> _Instructions to follow_
Quote verbatim the stretch from the line containing "star-label[interactable]: Pollux: [726, 262, 756, 274]" through the line containing "menu-file[interactable]: File: [10, 33, 28, 45]", both included.

----- Data shown -----

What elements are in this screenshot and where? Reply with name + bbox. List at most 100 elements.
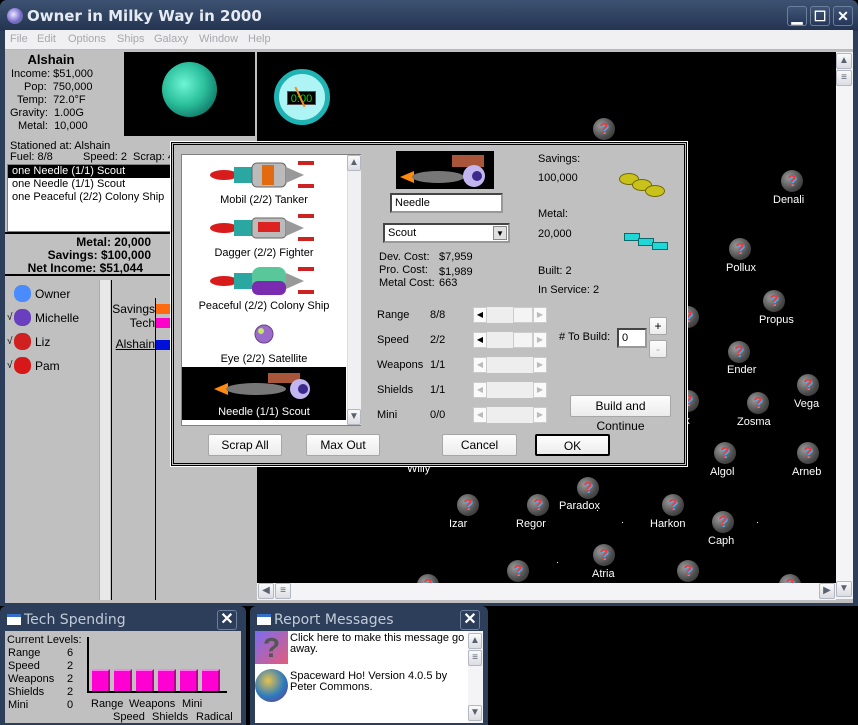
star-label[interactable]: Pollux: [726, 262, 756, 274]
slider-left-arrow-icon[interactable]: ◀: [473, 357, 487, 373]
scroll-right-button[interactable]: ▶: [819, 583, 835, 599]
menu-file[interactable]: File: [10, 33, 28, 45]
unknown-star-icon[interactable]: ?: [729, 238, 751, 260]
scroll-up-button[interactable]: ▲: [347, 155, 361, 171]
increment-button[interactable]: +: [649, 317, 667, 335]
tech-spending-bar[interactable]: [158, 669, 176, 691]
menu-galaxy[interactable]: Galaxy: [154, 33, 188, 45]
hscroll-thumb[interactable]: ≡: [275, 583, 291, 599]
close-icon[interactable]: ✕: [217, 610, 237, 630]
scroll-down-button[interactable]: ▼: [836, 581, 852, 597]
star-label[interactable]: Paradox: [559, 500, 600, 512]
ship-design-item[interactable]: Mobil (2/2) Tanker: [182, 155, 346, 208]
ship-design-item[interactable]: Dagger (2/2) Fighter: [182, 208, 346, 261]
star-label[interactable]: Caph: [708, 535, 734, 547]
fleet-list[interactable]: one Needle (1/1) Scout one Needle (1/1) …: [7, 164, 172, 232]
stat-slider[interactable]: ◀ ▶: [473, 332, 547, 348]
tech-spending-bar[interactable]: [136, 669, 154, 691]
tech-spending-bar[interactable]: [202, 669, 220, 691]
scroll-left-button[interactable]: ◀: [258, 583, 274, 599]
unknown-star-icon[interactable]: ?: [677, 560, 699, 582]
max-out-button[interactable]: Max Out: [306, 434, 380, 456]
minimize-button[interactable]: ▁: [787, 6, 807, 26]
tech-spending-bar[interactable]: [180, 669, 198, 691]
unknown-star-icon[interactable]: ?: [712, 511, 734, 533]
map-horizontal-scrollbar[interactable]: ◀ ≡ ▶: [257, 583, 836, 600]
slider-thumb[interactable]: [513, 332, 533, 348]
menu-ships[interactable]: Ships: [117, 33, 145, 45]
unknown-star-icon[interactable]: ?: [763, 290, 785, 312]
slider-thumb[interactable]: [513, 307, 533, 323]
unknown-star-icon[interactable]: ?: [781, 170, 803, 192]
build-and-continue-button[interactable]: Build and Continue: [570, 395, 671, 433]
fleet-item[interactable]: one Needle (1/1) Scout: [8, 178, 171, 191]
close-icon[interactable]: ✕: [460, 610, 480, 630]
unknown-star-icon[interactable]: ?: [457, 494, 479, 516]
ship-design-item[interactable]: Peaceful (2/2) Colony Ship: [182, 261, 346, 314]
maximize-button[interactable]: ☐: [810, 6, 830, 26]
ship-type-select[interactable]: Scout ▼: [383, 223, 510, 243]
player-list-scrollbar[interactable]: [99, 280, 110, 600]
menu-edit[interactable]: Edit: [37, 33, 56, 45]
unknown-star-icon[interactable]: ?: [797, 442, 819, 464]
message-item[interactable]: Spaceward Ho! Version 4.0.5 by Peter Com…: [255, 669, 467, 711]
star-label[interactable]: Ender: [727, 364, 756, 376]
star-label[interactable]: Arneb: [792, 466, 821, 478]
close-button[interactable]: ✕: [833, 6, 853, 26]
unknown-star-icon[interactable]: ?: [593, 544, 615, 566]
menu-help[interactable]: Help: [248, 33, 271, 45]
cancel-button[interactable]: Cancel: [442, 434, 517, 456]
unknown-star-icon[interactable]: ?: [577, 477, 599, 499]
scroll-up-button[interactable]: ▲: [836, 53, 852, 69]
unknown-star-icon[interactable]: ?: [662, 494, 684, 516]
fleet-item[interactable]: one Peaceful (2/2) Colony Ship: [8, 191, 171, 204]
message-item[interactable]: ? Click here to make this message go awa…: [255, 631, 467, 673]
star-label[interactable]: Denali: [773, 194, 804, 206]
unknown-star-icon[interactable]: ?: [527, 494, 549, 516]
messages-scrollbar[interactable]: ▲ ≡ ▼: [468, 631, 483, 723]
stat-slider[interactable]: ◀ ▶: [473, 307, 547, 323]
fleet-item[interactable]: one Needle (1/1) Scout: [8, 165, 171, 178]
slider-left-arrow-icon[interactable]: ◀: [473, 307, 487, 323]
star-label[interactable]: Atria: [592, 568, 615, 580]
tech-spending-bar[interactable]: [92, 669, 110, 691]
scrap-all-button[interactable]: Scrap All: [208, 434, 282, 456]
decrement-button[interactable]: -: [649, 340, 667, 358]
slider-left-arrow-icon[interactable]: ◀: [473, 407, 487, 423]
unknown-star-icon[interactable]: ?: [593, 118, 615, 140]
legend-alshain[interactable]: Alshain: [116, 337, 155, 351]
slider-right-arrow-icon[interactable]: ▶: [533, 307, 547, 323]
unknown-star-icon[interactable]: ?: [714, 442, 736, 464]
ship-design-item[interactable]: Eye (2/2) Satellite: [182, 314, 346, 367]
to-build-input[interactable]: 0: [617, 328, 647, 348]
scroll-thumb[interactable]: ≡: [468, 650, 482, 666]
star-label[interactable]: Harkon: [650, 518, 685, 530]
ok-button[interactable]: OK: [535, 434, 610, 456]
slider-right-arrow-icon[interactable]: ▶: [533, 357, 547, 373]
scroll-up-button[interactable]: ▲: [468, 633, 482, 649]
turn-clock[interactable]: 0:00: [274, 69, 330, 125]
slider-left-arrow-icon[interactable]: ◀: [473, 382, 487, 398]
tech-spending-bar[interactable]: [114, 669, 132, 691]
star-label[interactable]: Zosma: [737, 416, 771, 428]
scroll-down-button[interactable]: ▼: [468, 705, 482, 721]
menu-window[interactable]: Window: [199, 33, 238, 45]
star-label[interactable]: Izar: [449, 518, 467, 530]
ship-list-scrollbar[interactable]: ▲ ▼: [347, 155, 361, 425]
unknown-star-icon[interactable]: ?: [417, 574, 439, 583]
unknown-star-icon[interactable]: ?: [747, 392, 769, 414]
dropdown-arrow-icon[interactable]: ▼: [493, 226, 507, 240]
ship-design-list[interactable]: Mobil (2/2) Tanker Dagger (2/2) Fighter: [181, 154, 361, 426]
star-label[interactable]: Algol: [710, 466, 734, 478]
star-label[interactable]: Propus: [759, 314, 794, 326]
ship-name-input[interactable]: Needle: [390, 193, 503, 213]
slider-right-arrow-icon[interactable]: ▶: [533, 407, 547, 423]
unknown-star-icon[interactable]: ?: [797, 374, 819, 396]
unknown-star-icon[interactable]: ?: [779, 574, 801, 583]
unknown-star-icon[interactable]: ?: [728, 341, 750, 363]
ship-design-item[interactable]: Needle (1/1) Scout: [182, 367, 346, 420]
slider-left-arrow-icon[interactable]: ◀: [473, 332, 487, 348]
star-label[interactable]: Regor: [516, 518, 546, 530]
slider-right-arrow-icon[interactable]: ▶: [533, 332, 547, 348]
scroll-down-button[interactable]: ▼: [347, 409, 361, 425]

-----
----- Data shown -----

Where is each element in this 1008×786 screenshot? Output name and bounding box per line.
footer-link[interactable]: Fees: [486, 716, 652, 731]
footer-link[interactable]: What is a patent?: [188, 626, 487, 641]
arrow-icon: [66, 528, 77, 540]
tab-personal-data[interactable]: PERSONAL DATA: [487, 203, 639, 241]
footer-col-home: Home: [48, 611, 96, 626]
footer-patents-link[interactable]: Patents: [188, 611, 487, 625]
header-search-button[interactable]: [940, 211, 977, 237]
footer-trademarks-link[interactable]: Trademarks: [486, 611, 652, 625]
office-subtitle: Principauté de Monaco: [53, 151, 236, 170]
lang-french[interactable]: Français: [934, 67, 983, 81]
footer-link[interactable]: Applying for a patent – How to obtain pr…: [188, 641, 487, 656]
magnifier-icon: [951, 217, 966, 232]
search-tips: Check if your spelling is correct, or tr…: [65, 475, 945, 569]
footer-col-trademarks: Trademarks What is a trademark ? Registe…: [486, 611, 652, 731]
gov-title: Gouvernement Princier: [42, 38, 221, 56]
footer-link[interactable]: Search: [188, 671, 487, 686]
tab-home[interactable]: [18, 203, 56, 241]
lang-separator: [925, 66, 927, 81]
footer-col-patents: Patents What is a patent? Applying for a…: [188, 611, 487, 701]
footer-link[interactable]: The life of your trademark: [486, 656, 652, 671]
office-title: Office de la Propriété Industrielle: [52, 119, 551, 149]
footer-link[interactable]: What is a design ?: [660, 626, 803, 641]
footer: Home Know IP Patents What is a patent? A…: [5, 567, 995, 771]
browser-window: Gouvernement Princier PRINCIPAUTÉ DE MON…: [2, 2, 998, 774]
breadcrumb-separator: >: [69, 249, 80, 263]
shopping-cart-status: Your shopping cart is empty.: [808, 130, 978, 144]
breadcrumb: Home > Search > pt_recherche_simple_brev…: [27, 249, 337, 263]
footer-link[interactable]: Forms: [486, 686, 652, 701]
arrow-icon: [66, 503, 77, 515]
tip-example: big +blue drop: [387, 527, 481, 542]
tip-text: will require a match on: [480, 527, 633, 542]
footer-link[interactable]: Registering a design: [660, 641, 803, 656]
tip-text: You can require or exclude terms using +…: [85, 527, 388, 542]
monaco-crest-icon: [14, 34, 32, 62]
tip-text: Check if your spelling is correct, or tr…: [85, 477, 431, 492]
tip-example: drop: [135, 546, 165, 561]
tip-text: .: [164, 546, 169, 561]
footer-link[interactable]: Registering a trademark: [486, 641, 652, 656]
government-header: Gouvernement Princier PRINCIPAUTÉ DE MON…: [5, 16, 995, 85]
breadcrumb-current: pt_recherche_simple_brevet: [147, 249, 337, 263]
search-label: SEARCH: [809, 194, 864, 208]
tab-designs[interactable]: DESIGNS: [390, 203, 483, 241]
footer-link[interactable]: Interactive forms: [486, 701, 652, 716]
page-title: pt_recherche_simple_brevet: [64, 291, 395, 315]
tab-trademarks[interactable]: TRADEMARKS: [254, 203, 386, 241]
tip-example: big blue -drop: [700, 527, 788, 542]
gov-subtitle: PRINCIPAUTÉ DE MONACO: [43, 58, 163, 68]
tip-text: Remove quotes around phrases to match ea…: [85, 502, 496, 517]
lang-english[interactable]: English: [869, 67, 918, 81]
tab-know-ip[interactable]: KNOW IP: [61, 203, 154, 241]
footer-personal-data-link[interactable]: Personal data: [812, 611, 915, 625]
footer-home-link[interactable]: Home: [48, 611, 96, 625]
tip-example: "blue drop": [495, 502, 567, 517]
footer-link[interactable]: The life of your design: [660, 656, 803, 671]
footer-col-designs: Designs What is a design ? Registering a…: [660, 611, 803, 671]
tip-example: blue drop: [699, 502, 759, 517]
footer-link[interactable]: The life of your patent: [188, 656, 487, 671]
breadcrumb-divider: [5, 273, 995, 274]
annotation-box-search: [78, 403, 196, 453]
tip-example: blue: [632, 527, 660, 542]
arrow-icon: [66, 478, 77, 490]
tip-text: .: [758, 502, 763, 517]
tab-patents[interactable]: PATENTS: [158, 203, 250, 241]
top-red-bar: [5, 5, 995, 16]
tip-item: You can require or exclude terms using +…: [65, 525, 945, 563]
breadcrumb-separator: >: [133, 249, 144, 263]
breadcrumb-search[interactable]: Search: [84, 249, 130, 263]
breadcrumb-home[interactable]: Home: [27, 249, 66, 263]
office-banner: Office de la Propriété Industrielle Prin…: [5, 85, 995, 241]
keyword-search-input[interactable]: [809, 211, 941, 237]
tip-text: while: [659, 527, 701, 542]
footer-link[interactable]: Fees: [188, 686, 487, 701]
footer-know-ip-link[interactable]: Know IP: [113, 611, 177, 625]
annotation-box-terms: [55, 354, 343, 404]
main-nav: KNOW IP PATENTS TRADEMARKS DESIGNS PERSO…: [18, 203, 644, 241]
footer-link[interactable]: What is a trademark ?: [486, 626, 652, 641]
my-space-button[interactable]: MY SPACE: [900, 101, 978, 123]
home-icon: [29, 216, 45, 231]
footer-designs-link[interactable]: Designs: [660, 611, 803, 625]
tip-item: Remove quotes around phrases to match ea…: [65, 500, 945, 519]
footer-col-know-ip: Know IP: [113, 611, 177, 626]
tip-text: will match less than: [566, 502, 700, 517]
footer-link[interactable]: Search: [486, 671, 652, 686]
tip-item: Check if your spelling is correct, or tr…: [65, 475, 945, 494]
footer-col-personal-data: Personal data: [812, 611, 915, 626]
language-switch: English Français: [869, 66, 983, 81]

-----

> _Written response_
star-label[interactable]: Pollux: [726, 262, 756, 274]
slider-left-arrow-icon[interactable]: ◀: [473, 357, 487, 373]
scroll-right-button[interactable]: ▶: [819, 583, 835, 599]
menu-file[interactable]: File: [10, 33, 28, 45]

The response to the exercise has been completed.